• Do this
Locate the string "Open" in the listing below. Copy every line where it is found.

• Provided data
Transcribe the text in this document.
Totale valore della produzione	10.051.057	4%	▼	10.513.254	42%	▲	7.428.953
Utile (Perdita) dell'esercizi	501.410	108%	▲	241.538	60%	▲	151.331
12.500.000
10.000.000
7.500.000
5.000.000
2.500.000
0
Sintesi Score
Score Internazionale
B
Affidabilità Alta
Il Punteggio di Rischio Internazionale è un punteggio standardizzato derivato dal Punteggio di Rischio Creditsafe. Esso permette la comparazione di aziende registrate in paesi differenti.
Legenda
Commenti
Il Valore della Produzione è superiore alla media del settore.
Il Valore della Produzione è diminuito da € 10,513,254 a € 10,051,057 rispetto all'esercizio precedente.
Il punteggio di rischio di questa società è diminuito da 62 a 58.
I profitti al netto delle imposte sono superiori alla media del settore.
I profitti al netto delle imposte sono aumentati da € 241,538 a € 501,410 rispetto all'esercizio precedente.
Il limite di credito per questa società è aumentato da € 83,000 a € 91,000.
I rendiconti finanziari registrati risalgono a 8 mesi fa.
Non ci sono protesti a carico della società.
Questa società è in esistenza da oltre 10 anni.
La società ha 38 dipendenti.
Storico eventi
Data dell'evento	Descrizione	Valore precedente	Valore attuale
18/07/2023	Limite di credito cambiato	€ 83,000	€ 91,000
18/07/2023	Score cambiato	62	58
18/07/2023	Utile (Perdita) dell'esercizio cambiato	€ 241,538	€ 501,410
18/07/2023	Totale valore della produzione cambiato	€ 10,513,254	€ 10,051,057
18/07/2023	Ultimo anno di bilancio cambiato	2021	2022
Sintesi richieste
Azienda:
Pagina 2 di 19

==

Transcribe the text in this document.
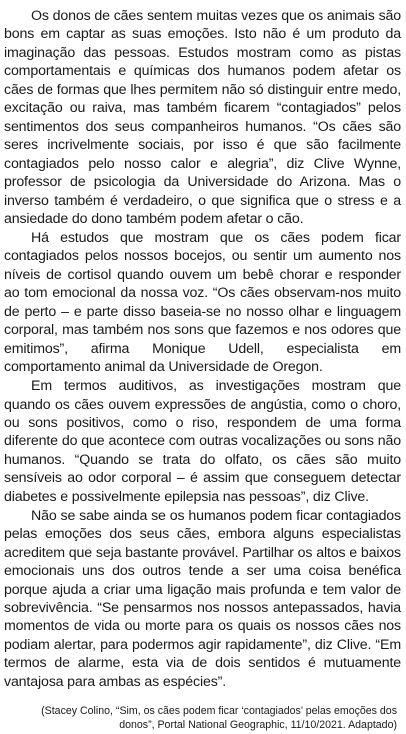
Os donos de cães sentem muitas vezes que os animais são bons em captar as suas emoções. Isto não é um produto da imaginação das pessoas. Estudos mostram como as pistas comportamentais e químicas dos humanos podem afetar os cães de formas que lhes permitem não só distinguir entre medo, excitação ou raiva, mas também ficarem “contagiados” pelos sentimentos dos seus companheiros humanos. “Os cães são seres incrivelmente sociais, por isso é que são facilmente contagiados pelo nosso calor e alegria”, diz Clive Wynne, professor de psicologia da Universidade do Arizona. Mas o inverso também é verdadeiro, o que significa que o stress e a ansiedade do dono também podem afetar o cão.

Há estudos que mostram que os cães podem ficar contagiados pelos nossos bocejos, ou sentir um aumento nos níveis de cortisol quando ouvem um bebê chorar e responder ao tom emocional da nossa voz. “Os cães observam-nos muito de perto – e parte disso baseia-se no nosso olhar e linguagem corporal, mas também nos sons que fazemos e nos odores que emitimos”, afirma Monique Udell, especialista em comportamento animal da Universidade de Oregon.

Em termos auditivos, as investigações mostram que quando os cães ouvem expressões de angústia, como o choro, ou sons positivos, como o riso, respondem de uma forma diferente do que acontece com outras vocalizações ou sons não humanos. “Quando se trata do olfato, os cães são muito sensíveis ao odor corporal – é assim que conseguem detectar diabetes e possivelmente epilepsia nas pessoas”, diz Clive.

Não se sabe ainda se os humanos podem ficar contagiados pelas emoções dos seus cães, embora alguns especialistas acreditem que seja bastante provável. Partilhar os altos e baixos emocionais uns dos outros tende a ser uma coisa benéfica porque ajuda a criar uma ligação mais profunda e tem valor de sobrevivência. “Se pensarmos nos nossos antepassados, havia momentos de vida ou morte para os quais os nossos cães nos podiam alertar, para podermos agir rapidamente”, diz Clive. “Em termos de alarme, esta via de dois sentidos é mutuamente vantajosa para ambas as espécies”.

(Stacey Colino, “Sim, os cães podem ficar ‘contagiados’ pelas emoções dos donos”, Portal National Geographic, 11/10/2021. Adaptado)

==

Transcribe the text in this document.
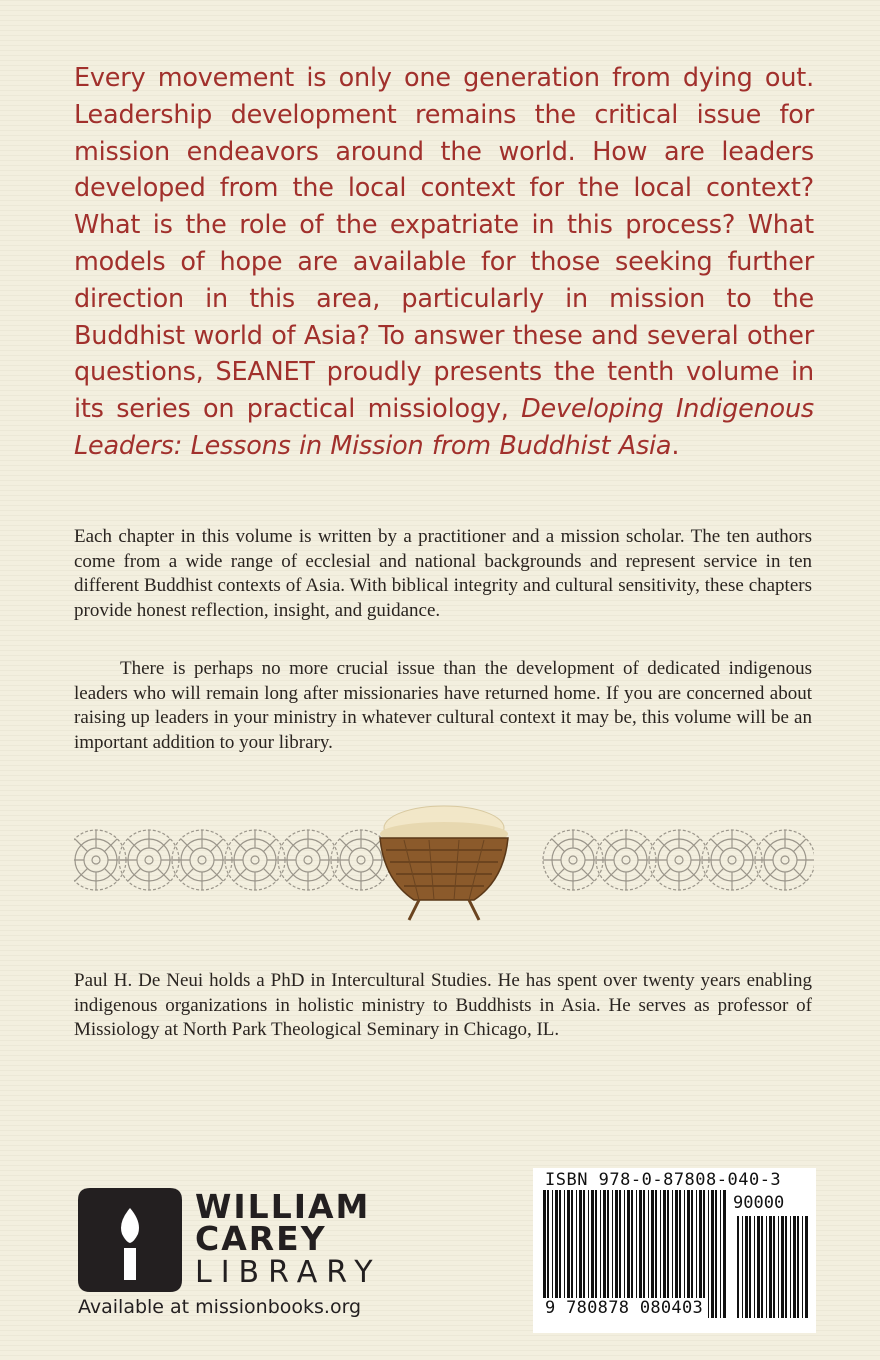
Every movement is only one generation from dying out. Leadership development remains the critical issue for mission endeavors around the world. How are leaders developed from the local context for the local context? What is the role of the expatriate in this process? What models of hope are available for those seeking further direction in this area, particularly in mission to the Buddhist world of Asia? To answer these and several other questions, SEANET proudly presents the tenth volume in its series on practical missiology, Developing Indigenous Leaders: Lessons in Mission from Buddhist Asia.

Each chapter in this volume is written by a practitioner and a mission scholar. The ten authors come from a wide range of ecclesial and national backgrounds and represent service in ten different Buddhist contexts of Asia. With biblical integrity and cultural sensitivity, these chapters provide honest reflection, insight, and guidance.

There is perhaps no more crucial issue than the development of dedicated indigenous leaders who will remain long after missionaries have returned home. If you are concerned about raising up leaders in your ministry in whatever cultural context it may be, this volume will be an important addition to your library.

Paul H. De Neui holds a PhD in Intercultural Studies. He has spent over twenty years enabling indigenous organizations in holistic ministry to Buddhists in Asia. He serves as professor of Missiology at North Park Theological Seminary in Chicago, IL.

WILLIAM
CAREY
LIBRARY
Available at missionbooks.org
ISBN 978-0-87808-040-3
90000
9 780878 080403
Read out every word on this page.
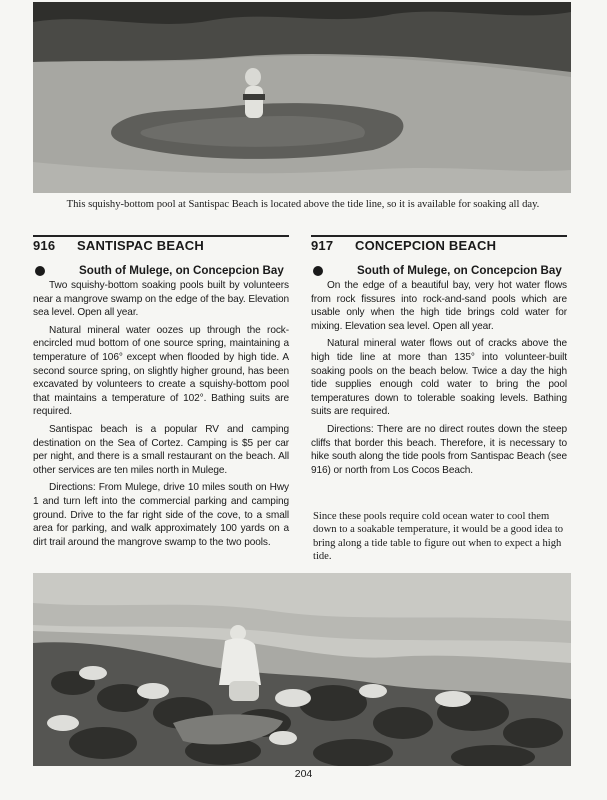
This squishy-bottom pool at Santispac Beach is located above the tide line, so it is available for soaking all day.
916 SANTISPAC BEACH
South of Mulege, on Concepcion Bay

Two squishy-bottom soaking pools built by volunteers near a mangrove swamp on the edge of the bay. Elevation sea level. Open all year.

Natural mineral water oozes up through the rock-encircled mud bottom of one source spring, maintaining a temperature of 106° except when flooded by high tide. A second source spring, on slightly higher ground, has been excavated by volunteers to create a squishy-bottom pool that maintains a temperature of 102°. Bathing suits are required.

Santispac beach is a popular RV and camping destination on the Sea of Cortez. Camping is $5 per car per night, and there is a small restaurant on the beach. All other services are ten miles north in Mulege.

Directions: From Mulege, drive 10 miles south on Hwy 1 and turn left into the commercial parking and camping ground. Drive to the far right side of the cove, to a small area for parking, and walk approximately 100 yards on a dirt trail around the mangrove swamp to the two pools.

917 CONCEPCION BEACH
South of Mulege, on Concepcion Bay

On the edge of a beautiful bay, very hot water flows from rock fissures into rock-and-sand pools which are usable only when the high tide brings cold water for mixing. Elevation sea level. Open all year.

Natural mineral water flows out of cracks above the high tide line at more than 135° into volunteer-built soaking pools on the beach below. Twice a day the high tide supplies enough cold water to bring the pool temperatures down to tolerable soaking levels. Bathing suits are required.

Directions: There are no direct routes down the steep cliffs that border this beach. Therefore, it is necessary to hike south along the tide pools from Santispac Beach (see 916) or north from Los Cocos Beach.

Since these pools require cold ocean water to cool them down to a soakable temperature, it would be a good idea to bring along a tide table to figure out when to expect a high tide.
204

• Correct answer
Two squishy-bottom soaking pools built by volunteers near a mangrove swamp on the edge of the bay. Elevation sea level. Open all year.
On the edge of a beautiful bay, very hot water flows from rock fissures into rock-and-sand pools which are usable only when the high tide brings cold water for mixing. Elevation sea level. Open all year.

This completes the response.